Extracted records
● ● ● ● ●

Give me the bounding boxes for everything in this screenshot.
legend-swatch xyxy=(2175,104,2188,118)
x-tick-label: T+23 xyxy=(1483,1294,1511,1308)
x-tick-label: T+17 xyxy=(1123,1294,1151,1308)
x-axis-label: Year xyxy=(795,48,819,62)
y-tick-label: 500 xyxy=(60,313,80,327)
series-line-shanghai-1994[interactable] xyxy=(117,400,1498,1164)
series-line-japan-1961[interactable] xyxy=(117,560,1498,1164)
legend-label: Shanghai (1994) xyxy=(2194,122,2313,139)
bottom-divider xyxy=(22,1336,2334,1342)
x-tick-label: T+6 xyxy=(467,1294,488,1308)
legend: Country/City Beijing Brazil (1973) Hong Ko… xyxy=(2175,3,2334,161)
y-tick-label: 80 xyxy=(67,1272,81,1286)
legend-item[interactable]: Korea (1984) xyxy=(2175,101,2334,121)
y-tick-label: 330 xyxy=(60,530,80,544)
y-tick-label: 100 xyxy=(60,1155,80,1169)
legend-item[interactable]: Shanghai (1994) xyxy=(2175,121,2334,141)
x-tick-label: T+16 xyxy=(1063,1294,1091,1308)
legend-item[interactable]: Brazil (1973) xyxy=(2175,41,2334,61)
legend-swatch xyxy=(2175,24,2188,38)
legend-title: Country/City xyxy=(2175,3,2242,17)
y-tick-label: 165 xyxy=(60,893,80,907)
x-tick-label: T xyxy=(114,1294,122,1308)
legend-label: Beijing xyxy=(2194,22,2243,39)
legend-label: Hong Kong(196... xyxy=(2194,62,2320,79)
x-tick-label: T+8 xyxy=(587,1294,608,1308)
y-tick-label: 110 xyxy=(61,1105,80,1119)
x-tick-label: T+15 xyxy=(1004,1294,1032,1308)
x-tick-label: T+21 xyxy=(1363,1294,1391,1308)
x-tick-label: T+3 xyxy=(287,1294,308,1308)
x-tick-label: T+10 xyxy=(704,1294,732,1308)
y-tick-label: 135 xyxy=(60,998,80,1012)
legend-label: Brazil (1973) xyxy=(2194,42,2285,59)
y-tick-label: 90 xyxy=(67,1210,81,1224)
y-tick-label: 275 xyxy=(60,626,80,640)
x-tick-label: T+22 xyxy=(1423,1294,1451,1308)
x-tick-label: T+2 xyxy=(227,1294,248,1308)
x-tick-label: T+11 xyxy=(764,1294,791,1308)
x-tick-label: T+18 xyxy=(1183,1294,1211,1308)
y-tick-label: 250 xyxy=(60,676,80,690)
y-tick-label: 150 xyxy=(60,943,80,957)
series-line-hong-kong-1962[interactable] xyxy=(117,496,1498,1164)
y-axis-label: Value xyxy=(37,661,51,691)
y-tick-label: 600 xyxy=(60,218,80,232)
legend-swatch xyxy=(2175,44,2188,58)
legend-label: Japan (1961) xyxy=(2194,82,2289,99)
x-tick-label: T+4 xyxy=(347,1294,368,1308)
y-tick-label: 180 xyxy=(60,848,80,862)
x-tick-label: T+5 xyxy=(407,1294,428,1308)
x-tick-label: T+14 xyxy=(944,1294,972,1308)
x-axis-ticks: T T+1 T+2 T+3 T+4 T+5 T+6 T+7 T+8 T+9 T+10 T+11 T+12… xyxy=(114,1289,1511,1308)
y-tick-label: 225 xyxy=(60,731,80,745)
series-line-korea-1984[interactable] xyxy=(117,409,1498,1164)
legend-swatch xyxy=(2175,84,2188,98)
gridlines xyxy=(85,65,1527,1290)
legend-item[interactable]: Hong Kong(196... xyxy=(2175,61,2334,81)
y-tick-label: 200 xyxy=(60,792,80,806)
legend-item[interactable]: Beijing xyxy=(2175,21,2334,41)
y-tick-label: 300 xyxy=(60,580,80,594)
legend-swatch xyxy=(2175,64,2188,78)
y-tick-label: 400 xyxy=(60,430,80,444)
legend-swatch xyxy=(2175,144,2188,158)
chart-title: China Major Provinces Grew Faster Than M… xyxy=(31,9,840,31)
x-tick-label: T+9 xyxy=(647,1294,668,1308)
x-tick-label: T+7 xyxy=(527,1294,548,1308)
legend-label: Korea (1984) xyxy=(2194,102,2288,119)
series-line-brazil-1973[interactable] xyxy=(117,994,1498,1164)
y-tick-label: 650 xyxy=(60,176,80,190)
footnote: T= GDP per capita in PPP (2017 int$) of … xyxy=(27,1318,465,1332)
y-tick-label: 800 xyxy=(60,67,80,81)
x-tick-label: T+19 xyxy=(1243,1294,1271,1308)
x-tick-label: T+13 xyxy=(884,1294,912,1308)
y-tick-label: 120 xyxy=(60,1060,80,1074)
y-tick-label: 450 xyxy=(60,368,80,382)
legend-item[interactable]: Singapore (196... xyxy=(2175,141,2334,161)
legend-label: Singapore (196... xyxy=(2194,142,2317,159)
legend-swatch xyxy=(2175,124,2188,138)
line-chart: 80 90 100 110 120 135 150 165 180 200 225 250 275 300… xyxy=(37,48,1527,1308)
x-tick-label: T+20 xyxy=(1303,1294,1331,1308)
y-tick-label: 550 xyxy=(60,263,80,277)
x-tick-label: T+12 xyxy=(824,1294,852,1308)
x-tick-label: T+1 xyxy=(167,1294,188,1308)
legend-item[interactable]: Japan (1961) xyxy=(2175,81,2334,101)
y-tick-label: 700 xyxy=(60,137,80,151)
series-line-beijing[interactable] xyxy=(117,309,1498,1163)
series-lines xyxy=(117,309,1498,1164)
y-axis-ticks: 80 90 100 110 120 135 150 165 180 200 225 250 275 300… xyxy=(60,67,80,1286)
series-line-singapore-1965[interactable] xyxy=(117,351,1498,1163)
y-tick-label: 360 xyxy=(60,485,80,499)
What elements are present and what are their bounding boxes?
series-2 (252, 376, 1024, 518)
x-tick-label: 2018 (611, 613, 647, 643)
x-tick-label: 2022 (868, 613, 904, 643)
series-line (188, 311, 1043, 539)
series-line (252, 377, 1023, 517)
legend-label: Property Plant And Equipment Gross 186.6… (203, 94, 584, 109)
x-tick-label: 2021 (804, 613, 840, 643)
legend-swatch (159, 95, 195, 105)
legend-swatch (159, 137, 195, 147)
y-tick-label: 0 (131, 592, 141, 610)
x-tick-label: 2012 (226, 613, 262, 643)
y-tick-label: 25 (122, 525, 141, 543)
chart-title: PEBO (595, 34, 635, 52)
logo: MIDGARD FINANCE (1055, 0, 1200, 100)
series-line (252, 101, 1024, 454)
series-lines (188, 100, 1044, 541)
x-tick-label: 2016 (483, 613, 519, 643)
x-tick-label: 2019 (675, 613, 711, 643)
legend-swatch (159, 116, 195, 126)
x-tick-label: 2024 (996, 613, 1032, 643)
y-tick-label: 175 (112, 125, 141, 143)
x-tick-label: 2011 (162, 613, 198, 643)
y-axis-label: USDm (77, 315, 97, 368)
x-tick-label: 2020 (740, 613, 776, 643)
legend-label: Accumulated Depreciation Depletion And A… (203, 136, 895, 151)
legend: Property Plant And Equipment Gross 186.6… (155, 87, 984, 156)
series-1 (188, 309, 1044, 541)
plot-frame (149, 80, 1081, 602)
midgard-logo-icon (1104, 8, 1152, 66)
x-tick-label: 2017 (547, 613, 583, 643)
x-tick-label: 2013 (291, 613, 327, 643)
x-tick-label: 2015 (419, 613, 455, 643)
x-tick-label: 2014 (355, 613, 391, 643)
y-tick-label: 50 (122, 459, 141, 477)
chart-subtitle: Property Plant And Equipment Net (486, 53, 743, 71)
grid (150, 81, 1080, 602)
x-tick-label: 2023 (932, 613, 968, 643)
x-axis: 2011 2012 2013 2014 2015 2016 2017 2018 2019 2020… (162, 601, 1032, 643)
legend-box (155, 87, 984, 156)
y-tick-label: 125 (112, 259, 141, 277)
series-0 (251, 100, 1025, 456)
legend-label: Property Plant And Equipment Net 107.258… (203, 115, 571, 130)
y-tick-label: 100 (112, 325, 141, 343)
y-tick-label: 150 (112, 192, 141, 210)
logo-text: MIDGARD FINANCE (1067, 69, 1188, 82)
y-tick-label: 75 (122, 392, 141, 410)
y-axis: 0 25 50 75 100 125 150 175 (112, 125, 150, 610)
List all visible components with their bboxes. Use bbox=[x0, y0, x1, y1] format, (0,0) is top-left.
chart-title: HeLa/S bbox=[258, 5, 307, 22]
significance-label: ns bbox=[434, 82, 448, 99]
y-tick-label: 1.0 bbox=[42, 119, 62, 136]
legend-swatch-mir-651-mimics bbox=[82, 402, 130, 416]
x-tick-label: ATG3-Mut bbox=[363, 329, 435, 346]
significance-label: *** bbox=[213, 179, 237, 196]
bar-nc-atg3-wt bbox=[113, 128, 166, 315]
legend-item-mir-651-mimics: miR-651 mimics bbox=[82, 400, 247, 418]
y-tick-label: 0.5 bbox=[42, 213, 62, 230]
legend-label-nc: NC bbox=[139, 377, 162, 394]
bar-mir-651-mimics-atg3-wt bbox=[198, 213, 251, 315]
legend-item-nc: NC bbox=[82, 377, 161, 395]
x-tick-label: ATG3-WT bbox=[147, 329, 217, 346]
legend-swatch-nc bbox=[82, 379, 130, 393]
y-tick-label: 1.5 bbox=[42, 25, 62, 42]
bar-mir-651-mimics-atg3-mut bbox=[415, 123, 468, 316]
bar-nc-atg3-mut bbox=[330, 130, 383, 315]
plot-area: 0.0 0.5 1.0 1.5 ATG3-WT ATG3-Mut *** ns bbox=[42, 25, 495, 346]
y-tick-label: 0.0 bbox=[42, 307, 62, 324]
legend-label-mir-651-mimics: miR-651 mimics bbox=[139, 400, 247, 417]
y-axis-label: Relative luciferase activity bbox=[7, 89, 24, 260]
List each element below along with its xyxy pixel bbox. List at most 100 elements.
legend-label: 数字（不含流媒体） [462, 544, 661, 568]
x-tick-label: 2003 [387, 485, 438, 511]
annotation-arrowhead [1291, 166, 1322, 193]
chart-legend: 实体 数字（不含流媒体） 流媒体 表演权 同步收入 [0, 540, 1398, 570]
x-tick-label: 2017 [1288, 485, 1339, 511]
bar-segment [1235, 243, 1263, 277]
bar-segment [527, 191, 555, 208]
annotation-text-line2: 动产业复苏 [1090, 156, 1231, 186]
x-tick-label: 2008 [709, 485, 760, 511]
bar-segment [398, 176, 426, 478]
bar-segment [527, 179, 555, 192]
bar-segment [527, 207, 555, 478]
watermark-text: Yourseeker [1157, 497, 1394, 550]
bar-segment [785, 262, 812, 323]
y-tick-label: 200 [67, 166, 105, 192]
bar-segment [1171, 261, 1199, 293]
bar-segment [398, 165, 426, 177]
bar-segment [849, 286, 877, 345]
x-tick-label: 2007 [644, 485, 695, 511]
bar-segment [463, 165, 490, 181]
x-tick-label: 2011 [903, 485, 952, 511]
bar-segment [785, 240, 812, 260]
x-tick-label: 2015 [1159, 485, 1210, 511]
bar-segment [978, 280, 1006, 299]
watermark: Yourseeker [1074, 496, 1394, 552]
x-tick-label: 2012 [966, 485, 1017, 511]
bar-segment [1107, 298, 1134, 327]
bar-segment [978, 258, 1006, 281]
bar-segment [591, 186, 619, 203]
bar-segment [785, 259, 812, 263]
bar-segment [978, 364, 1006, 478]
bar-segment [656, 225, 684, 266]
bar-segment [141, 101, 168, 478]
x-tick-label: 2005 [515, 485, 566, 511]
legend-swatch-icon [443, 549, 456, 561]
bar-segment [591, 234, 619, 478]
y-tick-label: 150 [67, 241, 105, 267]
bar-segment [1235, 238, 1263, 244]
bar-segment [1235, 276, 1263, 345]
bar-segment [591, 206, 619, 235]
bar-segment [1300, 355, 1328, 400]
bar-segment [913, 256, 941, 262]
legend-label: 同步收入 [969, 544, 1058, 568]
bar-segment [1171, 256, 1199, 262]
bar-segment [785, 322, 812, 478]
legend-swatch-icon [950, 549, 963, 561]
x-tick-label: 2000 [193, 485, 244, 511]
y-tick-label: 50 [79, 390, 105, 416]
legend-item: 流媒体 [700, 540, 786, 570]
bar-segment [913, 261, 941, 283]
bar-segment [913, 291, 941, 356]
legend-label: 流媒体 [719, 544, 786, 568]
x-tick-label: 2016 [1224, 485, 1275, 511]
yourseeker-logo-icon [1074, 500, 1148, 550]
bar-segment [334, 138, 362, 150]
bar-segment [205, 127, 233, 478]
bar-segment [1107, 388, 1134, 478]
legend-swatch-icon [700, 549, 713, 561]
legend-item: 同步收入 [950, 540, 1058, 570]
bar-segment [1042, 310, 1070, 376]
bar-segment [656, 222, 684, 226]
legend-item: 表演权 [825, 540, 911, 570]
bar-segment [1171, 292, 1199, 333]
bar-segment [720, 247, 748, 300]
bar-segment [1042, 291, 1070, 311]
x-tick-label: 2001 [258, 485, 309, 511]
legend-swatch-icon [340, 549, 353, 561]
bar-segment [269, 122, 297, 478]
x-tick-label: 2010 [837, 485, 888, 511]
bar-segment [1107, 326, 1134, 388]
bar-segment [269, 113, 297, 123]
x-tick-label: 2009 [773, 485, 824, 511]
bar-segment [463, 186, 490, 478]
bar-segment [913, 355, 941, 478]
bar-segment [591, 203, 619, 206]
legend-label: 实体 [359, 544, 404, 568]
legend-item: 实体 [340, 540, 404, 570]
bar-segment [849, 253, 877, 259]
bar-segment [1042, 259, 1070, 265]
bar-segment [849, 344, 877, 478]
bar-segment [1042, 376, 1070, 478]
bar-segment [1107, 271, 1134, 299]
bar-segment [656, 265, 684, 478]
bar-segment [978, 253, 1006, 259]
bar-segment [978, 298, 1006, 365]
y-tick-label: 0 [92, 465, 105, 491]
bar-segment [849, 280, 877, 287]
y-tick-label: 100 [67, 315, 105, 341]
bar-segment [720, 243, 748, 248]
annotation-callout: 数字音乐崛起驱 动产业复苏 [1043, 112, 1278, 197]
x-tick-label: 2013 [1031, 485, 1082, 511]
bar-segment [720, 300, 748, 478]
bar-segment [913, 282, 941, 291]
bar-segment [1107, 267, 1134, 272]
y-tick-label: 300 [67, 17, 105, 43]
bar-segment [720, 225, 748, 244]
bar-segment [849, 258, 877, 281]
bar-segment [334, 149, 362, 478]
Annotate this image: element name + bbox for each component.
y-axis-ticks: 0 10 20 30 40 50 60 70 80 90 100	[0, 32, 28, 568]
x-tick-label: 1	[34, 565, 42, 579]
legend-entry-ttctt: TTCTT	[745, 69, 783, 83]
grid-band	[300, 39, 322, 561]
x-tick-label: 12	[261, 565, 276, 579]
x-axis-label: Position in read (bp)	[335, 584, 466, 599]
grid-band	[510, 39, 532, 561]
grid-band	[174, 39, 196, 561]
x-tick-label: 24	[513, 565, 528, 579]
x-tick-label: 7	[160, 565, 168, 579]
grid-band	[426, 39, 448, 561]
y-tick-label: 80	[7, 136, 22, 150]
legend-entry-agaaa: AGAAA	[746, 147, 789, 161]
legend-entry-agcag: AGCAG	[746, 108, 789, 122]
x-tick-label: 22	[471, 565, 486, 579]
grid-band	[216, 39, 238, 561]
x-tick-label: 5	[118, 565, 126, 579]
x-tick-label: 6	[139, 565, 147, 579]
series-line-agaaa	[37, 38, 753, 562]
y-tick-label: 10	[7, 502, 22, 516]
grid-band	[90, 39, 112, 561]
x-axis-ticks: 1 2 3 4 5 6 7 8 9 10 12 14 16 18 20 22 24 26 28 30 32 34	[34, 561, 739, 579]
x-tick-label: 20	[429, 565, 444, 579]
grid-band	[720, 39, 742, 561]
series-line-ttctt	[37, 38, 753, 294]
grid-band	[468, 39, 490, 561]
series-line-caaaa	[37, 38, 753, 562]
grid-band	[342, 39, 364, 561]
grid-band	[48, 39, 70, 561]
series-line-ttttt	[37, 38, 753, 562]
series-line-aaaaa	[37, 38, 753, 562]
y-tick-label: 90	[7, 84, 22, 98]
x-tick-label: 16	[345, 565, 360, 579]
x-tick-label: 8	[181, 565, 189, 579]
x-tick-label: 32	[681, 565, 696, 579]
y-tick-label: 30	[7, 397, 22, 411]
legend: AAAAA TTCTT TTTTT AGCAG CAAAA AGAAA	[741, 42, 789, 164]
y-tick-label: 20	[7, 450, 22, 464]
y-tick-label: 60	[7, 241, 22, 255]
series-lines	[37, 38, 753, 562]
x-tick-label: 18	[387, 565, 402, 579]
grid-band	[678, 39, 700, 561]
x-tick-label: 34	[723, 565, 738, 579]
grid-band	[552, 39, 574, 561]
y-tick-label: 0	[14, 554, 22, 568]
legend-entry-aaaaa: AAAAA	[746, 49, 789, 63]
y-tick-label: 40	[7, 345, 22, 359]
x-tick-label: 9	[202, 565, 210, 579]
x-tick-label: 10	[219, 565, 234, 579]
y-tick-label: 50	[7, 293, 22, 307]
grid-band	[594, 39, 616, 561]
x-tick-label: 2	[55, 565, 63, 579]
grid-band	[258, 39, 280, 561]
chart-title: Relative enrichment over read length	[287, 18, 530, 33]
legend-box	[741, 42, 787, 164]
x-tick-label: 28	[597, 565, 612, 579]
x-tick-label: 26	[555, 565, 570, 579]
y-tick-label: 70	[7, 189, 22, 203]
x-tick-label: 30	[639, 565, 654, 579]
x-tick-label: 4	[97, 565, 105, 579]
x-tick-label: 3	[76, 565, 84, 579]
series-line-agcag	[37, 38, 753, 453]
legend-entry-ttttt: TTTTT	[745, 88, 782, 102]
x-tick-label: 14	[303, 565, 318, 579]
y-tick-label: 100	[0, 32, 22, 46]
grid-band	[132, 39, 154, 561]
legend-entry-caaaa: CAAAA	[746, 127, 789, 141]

● ● ● ● ●

Exercise objective: Output the records above verbatim, from the first line through the line containing "x-tick-label: T+14 xyxy=(944,1294,972,1308)", with both ends included.

Output of the exercise:
Give me the bounding boxes for everything in this screenshot.
legend-swatch xyxy=(2175,104,2188,118)
x-tick-label: T+23 xyxy=(1483,1294,1511,1308)
x-tick-label: T+17 xyxy=(1123,1294,1151,1308)
x-axis-label: Year xyxy=(795,48,819,62)
y-tick-label: 500 xyxy=(60,313,80,327)
series-line-shanghai-1994[interactable] xyxy=(117,400,1498,1164)
series-line-japan-1961[interactable] xyxy=(117,560,1498,1164)
legend-label: Shanghai (1994) xyxy=(2194,122,2313,139)
bottom-divider xyxy=(22,1336,2334,1342)
x-tick-label: T+6 xyxy=(467,1294,488,1308)
legend: Country/City Beijing Brazil (1973) Hong Ko… xyxy=(2175,3,2334,161)
y-tick-label: 80 xyxy=(67,1272,81,1286)
legend-item[interactable]: Korea (1984) xyxy=(2175,101,2334,121)
y-tick-label: 330 xyxy=(60,530,80,544)
y-tick-label: 100 xyxy=(60,1155,80,1169)
legend-item[interactable]: Shanghai (1994) xyxy=(2175,121,2334,141)
x-tick-label: T+16 xyxy=(1063,1294,1091,1308)
legend-item[interactable]: Brazil (1973) xyxy=(2175,41,2334,61)
legend-swatch xyxy=(2175,24,2188,38)
legend-title: Country/City xyxy=(2175,3,2242,17)
y-tick-label: 165 xyxy=(60,893,80,907)
x-tick-label: T xyxy=(114,1294,122,1308)
legend-label: Beijing xyxy=(2194,22,2243,39)
legend-label: Hong Kong(196... xyxy=(2194,62,2320,79)
x-tick-label: T+8 xyxy=(587,1294,608,1308)
y-tick-label: 110 xyxy=(61,1105,80,1119)
x-tick-label: T+15 xyxy=(1004,1294,1032,1308)
x-tick-label: T+21 xyxy=(1363,1294,1391,1308)
x-tick-label: T+3 xyxy=(287,1294,308,1308)
x-tick-label: T+10 xyxy=(704,1294,732,1308)
y-tick-label: 135 xyxy=(60,998,80,1012)
legend-label: Brazil (1973) xyxy=(2194,42,2285,59)
y-tick-label: 90 xyxy=(67,1210,81,1224)
y-tick-label: 275 xyxy=(60,626,80,640)
x-tick-label: T+22 xyxy=(1423,1294,1451,1308)
x-tick-label: T+2 xyxy=(227,1294,248,1308)
x-tick-label: T+11 xyxy=(764,1294,791,1308)
x-tick-label: T+18 xyxy=(1183,1294,1211,1308)
y-tick-label: 250 xyxy=(60,676,80,690)
y-tick-label: 150 xyxy=(60,943,80,957)
series-line-hong-kong-1962[interactable] xyxy=(117,496,1498,1164)
y-axis-label: Value xyxy=(37,661,51,691)
y-tick-label: 600 xyxy=(60,218,80,232)
legend-swatch xyxy=(2175,44,2188,58)
legend-label: Japan (1961) xyxy=(2194,82,2289,99)
x-tick-label: T+4 xyxy=(347,1294,368,1308)
y-tick-label: 180 xyxy=(60,848,80,862)
x-tick-label: T+5 xyxy=(407,1294,428,1308)
x-tick-label: T+14 xyxy=(944,1294,972,1308)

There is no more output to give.